::: TASK INPUT :::

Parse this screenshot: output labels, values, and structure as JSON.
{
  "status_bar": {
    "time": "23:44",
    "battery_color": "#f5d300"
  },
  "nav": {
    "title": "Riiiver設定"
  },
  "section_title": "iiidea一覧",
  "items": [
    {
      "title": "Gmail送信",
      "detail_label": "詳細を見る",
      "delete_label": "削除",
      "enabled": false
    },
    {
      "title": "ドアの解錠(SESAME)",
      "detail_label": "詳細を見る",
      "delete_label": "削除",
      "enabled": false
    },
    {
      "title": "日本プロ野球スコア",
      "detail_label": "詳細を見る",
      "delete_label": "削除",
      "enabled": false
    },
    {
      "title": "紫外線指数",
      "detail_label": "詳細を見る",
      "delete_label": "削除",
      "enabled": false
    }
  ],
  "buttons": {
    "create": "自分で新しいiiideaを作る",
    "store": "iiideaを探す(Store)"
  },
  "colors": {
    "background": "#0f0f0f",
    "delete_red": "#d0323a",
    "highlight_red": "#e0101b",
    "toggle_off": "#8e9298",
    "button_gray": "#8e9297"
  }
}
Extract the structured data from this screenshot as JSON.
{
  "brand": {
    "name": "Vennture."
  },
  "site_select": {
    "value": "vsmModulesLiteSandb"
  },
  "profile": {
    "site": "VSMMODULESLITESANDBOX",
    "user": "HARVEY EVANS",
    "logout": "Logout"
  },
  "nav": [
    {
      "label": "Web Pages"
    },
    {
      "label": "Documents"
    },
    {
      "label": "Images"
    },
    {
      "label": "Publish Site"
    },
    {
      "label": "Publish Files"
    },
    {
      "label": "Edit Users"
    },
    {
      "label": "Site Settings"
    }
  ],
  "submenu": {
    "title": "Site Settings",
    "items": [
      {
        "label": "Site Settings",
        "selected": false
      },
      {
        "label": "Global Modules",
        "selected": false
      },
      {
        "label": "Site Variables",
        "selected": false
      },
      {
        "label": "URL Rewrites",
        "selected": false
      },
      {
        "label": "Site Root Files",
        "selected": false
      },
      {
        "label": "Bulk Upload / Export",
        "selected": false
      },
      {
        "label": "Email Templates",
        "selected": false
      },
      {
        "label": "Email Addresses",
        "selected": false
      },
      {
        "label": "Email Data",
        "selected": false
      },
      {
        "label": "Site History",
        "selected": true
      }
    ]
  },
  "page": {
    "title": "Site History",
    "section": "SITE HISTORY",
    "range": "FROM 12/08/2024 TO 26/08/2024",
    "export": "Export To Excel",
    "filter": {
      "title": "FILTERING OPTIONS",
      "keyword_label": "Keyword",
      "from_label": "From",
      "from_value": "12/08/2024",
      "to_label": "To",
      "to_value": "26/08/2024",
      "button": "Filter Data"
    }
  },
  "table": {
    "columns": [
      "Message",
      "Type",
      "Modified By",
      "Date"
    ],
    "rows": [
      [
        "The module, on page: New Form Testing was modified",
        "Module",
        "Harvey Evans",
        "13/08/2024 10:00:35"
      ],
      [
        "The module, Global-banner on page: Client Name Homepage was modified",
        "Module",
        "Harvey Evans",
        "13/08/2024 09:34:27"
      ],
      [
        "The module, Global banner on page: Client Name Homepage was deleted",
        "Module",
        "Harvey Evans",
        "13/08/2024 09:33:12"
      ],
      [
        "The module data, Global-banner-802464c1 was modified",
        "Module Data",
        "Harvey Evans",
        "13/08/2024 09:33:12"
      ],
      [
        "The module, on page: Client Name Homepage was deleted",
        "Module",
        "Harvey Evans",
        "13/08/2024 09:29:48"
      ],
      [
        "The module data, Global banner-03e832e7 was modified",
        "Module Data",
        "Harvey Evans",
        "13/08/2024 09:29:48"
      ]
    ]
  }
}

:::

• PROBLEM STATEMENT: Reproduce each line of the material above precisely.

• ANSWER BELOW:
Parse this screenshot: output labels, values, and structure as JSON.
{
  "status_bar": {
    "time": "23:44",
    "battery_color": "#f5d300"
  },
  "nav": {
    "title": "Riiiver設定"
  },
  "section_title": "iiidea一覧",
  "items": [
    {
      "title": "Gmail送信",
      "detail_label": "詳細を見る",
      "delete_label": "削除",
      "enabled": false
    },
    {
      "title": "ドアの解錠(SESAME)",
      "detail_label": "詳細を見る",
      "delete_label": "削除",
      "enabled": false
    },
    {
      "title": "日本プロ野球スコア",
      "detail_label": "詳細を見る",
      "delete_label": "削除",
      "enabled": false
    },
    {
      "title": "紫外線指数",
      "detail_label": "詳細を見る",
      "delete_label": "削除",
      "enabled": false
    }
  ],
  "buttons": {
    "create": "自分で新しいiiideaを作る",
    "store": "iiideaを探す(Store)"
  },
  "colors": {
    "background": "#0f0f0f",
    "delete_red": "#d0323a",
    "highlight_red": "#e0101b",
    "toggle_off": "#8e9298",
    "button_gray": "#8e9297"
  }
}
Extract the structured data from this screenshot as JSON.
{
  "brand": {
    "name": "Vennture."
  },
  "site_select": {
    "value": "vsmModulesLiteSandb"
  },
  "profile": {
    "site": "VSMMODULESLITESANDBOX",
    "user": "HARVEY EVANS",
    "logout": "Logout"
  },
  "nav": [
    {
      "label": "Web Pages"
    },
    {
      "label": "Documents"
    },
    {
      "label": "Images"
    },
    {
      "label": "Publish Site"
    },
    {
      "label": "Publish Files"
    },
    {
      "label": "Edit Users"
    },
    {
      "label": "Site Settings"
    }
  ],
  "submenu": {
    "title": "Site Settings",
    "items": [
      {
        "label": "Site Settings",
        "selected": false
      },
      {
        "label": "Global Modules",
        "selected": false
      },
      {
        "label": "Site Variables",
        "selected": false
      },
      {
        "label": "URL Rewrites",
        "selected": false
      },
      {
        "label": "Site Root Files",
        "selected": false
      },
      {
        "label": "Bulk Upload / Export",
        "selected": false
      },
      {
        "label": "Email Templates",
        "selected": false
      },
      {
        "label": "Email Addresses",
        "selected": false
      },
      {
        "label": "Email Data",
        "selected": false
      },
      {
        "label": "Site History",
        "selected": true
      }
    ]
  },
  "page": {
    "title": "Site History",
    "section": "SITE HISTORY",
    "range": "FROM 12/08/2024 TO 26/08/2024",
    "export": "Export To Excel",
    "filter": {
      "title": "FILTERING OPTIONS",
      "keyword_label": "Keyword",
      "from_label": "From",
      "from_value": "12/08/2024",
      "to_label": "To",
      "to_value": "26/08/2024",
      "button": "Filter Data"
    }
  },
  "table": {
    "columns": [
      "Message",
      "Type",
      "Modified By",
      "Date"
    ],
    "rows": [
      [
        "The module, on page: New Form Testing was modified",
        "Module",
        "Harvey Evans",
        "13/08/2024 10:00:35"
      ],
      [
        "The module, Global-banner on page: Client Name Homepage was modified",
        "Module",
        "Harvey Evans",
        "13/08/2024 09:34:27"
      ],
      [
        "The module, Global banner on page: Client Name Homepage was deleted",
        "Module",
        "Harvey Evans",
        "13/08/2024 09:33:12"
      ],
      [
        "The module data, Global-banner-802464c1 was modified",
        "Module Data",
        "Harvey Evans",
        "13/08/2024 09:33:12"
      ],
      [
        "The module, on page: Client Name Homepage was deleted",
        "Module",
        "Harvey Evans",
        "13/08/2024 09:29:48"
      ],
      [
        "The module data, Global banner-03e832e7 was modified",
        "Module Data",
        "Harvey Evans",
        "13/08/2024 09:29:48"
      ]
    ]
  }
}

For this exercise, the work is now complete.